>> BEGIN Material provided
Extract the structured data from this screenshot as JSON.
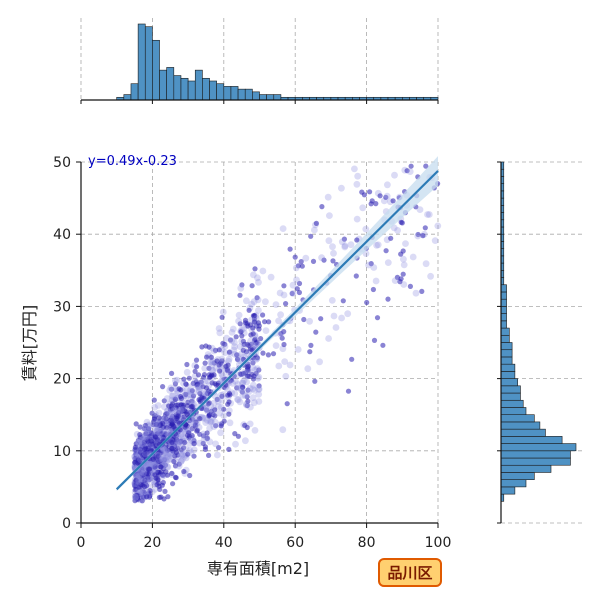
{
  "chart_data": {
    "type": "scatter",
    "title": "",
    "xlabel": "専有面積[m2]",
    "ylabel": "賃料[万円]",
    "xlim": [
      0,
      100
    ],
    "ylim": [
      0,
      50
    ],
    "x_ticks": [
      0,
      20,
      40,
      60,
      80,
      100
    ],
    "y_ticks": [
      0,
      10,
      20,
      30,
      40,
      50
    ],
    "grid": true,
    "annotation": "y=0.49x-0.23",
    "badge": "品川区",
    "regression": {
      "slope": 0.49,
      "intercept": -0.23,
      "x_range": [
        10,
        100
      ]
    },
    "scatter_summary": {
      "x_range": [
        10,
        100
      ],
      "y_range": [
        3,
        50
      ],
      "point_color": "#3a30c0"
    },
    "marginal_x_hist": {
      "type": "bar",
      "bin_edges_start": 10,
      "bin_width": 2,
      "counts": [
        1,
        2,
        6,
        28,
        27,
        22,
        11,
        12,
        9,
        8,
        7,
        11,
        8,
        7,
        6,
        5,
        5,
        4,
        4,
        3,
        2,
        2,
        2,
        1,
        1,
        1,
        1,
        1,
        1,
        1,
        1,
        1,
        1,
        1,
        1,
        1,
        1,
        1,
        1,
        1,
        1,
        1,
        1,
        1,
        1
      ]
    },
    "marginal_y_hist": {
      "type": "bar",
      "bin_edges_start": 3,
      "bin_width": 1,
      "counts": [
        1,
        5,
        9,
        12,
        18,
        25,
        25,
        27,
        22,
        16,
        14,
        12,
        9,
        8,
        7,
        7,
        6,
        5,
        5,
        4,
        4,
        4,
        3,
        3,
        2,
        2,
        2,
        2,
        2,
        2,
        1,
        1,
        1,
        1,
        1,
        1,
        1,
        1,
        1,
        1,
        1,
        1,
        1,
        1,
        1,
        1,
        1
      ]
    },
    "colors": {
      "hist_fill": "#4f92c4",
      "hist_edge": "#1a1a1a",
      "line": "#2c7bb6",
      "ci_band": "#c6dcef",
      "badge_fill": "#ffd070",
      "badge_edge": "#e05a00"
    }
  }
}
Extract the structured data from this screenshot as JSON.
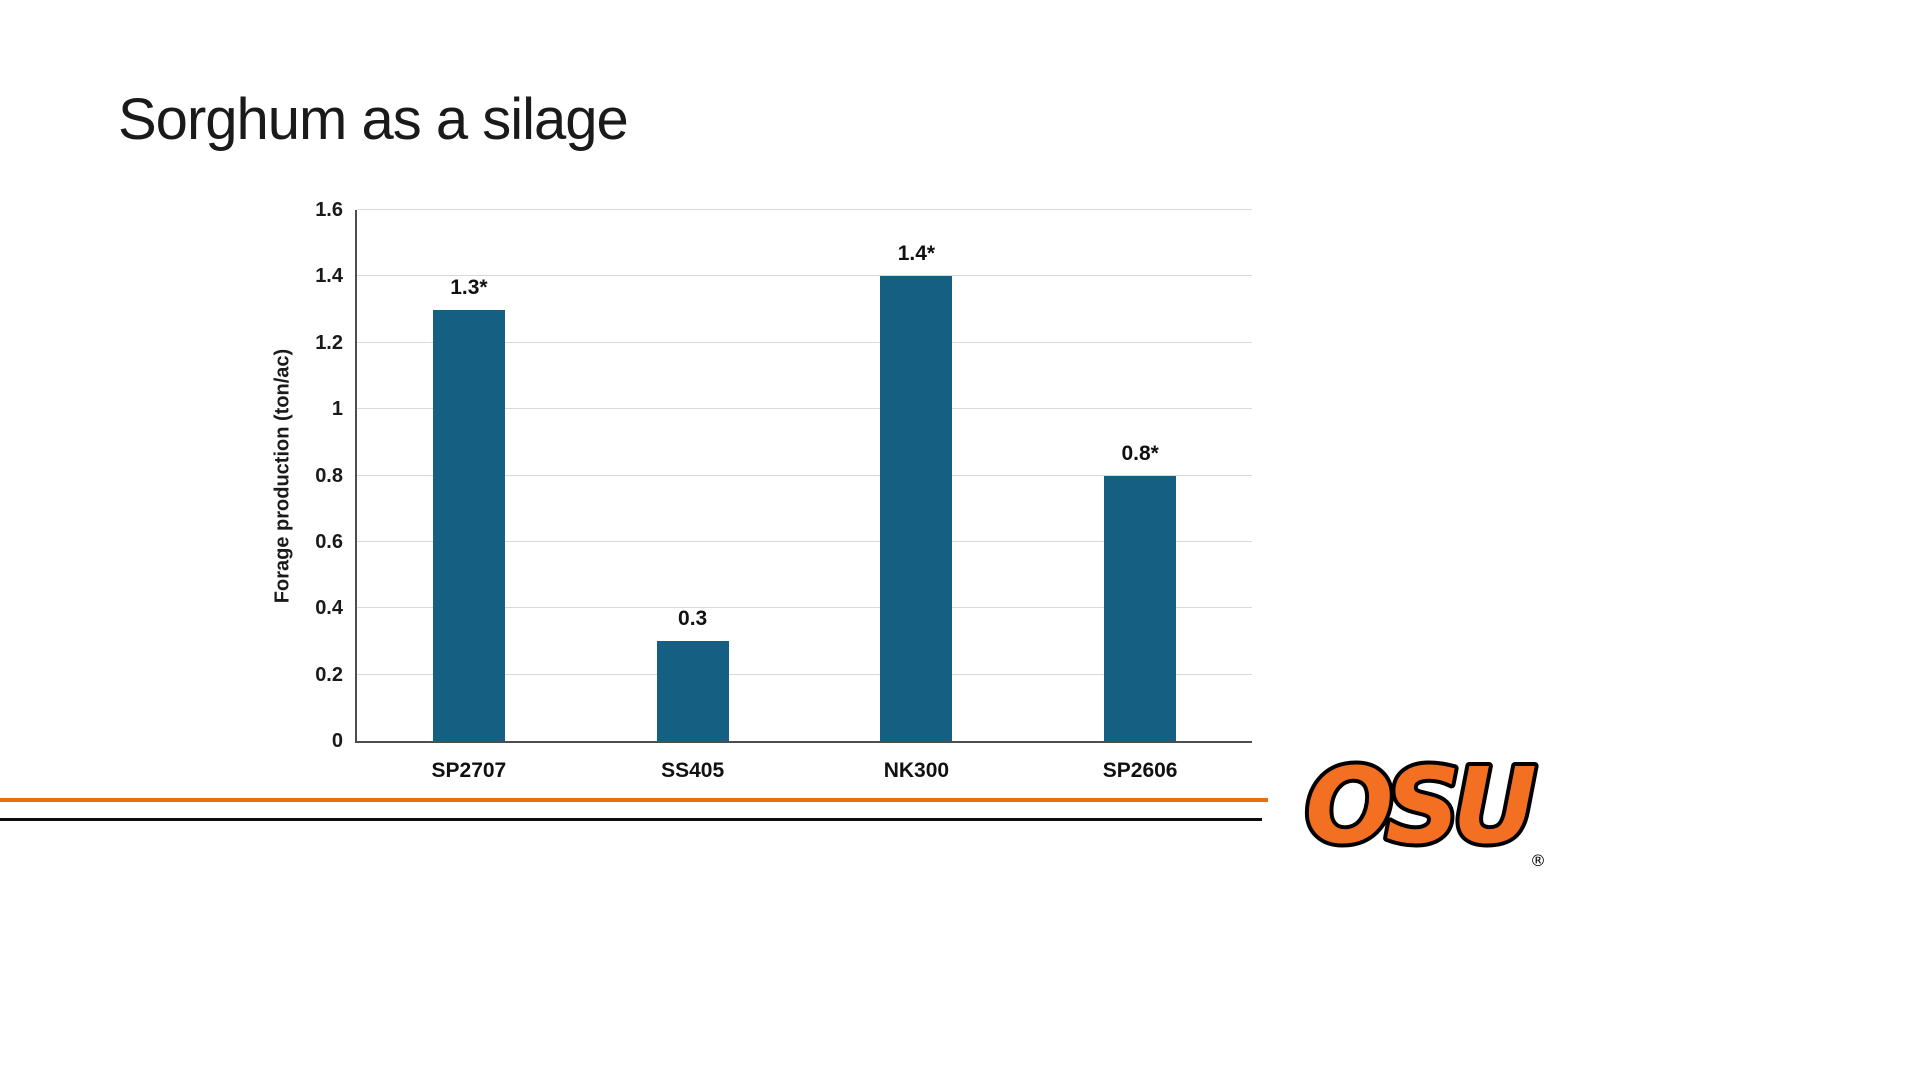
{
  "slide": {
    "title": "Sorghum as a silage"
  },
  "chart_data": {
    "type": "bar",
    "categories": [
      "SP2707",
      "SS405",
      "NK300",
      "SP2606"
    ],
    "values": [
      1.3,
      0.3,
      1.4,
      0.8
    ],
    "data_labels": [
      "1.3*",
      "0.3",
      "1.4*",
      "0.8*"
    ],
    "title": "",
    "xlabel": "",
    "ylabel": "Forage production (ton/ac)",
    "ylim": [
      0,
      1.6
    ],
    "yticks": [
      0,
      0.2,
      0.4,
      0.6,
      0.8,
      1,
      1.2,
      1.4,
      1.6
    ],
    "ytick_labels": [
      "0",
      "0.2",
      "0.4",
      "0.6",
      "0.8",
      "1",
      "1.2",
      "1.4",
      "1.6"
    ],
    "grid": true,
    "legend": false,
    "bar_color": "#156082"
  },
  "footer": {
    "line_orange_color": "#E8700A",
    "line_black_color": "#0d0d0d"
  },
  "logo": {
    "text": "OSU",
    "registered_mark": "®",
    "color": "#F36F21",
    "outline_color": "#000000"
  }
}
>> END Material provided
The data should be printed again unchanged; leave its pictures out.

** Exercise answer **
Extract the structured data from this screenshot as JSON.
{
  "chart_data": {
    "type": "scatter",
    "title": "",
    "xlabel": "専有面積[m2]",
    "ylabel": "賃料[万円]",
    "xlim": [
      0,
      100
    ],
    "ylim": [
      0,
      50
    ],
    "x_ticks": [
      0,
      20,
      40,
      60,
      80,
      100
    ],
    "y_ticks": [
      0,
      10,
      20,
      30,
      40,
      50
    ],
    "grid": true,
    "annotation": "y=0.49x-0.23",
    "badge": "品川区",
    "regression": {
      "slope": 0.49,
      "intercept": -0.23,
      "x_range": [
        10,
        100
      ]
    },
    "scatter_summary": {
      "x_range": [
        10,
        100
      ],
      "y_range": [
        3,
        50
      ],
      "point_color": "#3a30c0"
    },
    "marginal_x_hist": {
      "type": "bar",
      "bin_edges_start": 10,
      "bin_width": 2,
      "counts": [
        1,
        2,
        6,
        28,
        27,
        22,
        11,
        12,
        9,
        8,
        7,
        11,
        8,
        7,
        6,
        5,
        5,
        4,
        4,
        3,
        2,
        2,
        2,
        1,
        1,
        1,
        1,
        1,
        1,
        1,
        1,
        1,
        1,
        1,
        1,
        1,
        1,
        1,
        1,
        1,
        1,
        1,
        1,
        1,
        1
      ]
    },
    "marginal_y_hist": {
      "type": "bar",
      "bin_edges_start": 3,
      "bin_width": 1,
      "counts": [
        1,
        5,
        9,
        12,
        18,
        25,
        25,
        27,
        22,
        16,
        14,
        12,
        9,
        8,
        7,
        7,
        6,
        5,
        5,
        4,
        4,
        4,
        3,
        3,
        2,
        2,
        2,
        2,
        2,
        2,
        1,
        1,
        1,
        1,
        1,
        1,
        1,
        1,
        1,
        1,
        1,
        1,
        1,
        1,
        1,
        1,
        1
      ]
    },
    "colors": {
      "hist_fill": "#4f92c4",
      "hist_edge": "#1a1a1a",
      "line": "#2c7bb6",
      "ci_band": "#c6dcef",
      "badge_fill": "#ffd070",
      "badge_edge": "#e05a00"
    }
  }
}
Extract the structured data from this screenshot as JSON.
{
  "slide": {
    "title": "Sorghum as a silage"
  },
  "chart_data": {
    "type": "bar",
    "categories": [
      "SP2707",
      "SS405",
      "NK300",
      "SP2606"
    ],
    "values": [
      1.3,
      0.3,
      1.4,
      0.8
    ],
    "data_labels": [
      "1.3*",
      "0.3",
      "1.4*",
      "0.8*"
    ],
    "title": "",
    "xlabel": "",
    "ylabel": "Forage production (ton/ac)",
    "ylim": [
      0,
      1.6
    ],
    "yticks": [
      0,
      0.2,
      0.4,
      0.6,
      0.8,
      1,
      1.2,
      1.4,
      1.6
    ],
    "ytick_labels": [
      "0",
      "0.2",
      "0.4",
      "0.6",
      "0.8",
      "1",
      "1.2",
      "1.4",
      "1.6"
    ],
    "grid": true,
    "legend": false,
    "bar_color": "#156082"
  },
  "footer": {
    "line_orange_color": "#E8700A",
    "line_black_color": "#0d0d0d"
  },
  "logo": {
    "text": "OSU",
    "registered_mark": "®",
    "color": "#F36F21",
    "outline_color": "#000000"
  }
}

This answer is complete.